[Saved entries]
※ ※ ※

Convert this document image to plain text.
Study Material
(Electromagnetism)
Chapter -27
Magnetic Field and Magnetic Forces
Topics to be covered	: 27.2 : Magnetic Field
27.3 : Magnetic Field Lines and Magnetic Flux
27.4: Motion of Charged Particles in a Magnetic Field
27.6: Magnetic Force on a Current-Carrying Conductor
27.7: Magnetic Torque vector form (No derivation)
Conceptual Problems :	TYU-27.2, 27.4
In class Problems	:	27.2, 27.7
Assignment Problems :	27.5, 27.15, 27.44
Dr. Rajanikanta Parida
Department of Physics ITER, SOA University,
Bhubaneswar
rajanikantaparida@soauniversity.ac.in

※ ※ ※

[TASK STATEMENT]: Copy the data above in full, character for character.

[RESULT]:
Convert this document image to plain text.
Study Material
(Electromagnetism)
Chapter -27
Magnetic Field and Magnetic Forces
Topics to be covered	: 27.2 : Magnetic Field
27.3 : Magnetic Field Lines and Magnetic Flux
27.4: Motion of Charged Particles in a Magnetic Field
27.6: Magnetic Force on a Current-Carrying Conductor
27.7: Magnetic Torque vector form (No derivation)
Conceptual Problems :	TYU-27.2, 27.4
In class Problems	:	27.2, 27.7
Assignment Problems :	27.5, 27.15, 27.44
Dr. Rajanikanta Parida
Department of Physics ITER, SOA University,
Bhubaneswar
rajanikantaparida@soauniversity.ac.in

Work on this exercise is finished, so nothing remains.